## Instructions for the task:
From the entries below, extract every line that includes the word "Resource".

## Records to use:
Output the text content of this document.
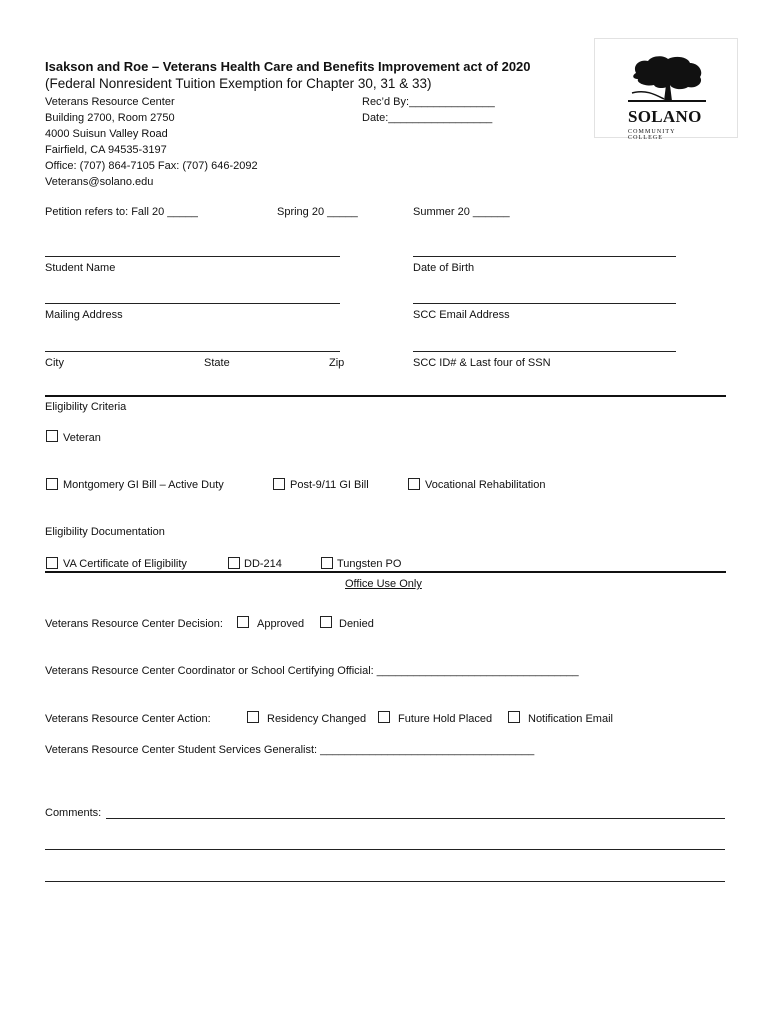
Isakson and Roe – Veterans Health Care and Benefits Improvement act of 2020
(Federal Nonresident Tuition Exemption for Chapter 30, 31 & 33)
Veterans Resource Center
Building 2700, Room 2750
4000 Suisun Valley Road
Fairfield, CA 94535-3197
Office: (707) 864-7105 Fax: (707) 646-2092
Veterans@solano.edu
Rec’d By:______________
Date:_________________	SOLANO
COMMUNITY COLLEGE
Petition refers to: Fall 20 _____	Spring 20 _____	Summer 20 ______
Student Name	Date of Birth
Mailing Address	SCC Email Address
City	State	Zip	SCC ID# & Last four of SSN
Eligibility Criteria
Veteran
Montgomery GI Bill – Active Duty	Post-9/11 GI Bill	Vocational Rehabilitation
Eligibility Documentation
VA Certificate of Eligibility	DD-214	Tungsten PO
Office Use Only
Veterans Resource Center Decision:	Approved	Denied
Veterans Resource Center Coordinator or School Certifying Official: _________________________________
Veterans Resource Center Action:	Residency Changed	Future Hold Placed	Notification Email
Veterans Resource Center Student Services Generalist: ___________________________________
Comments:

## Full output:
Veterans Resource Center
Veterans Resource Center Decision:	Approved	Denied
Veterans Resource Center Coordinator or School Certifying Official: _________________________________
Veterans Resource Center Action:	Residency Changed	Future Hold Placed	Notification Email
Veterans Resource Center Student Services Generalist: ___________________________________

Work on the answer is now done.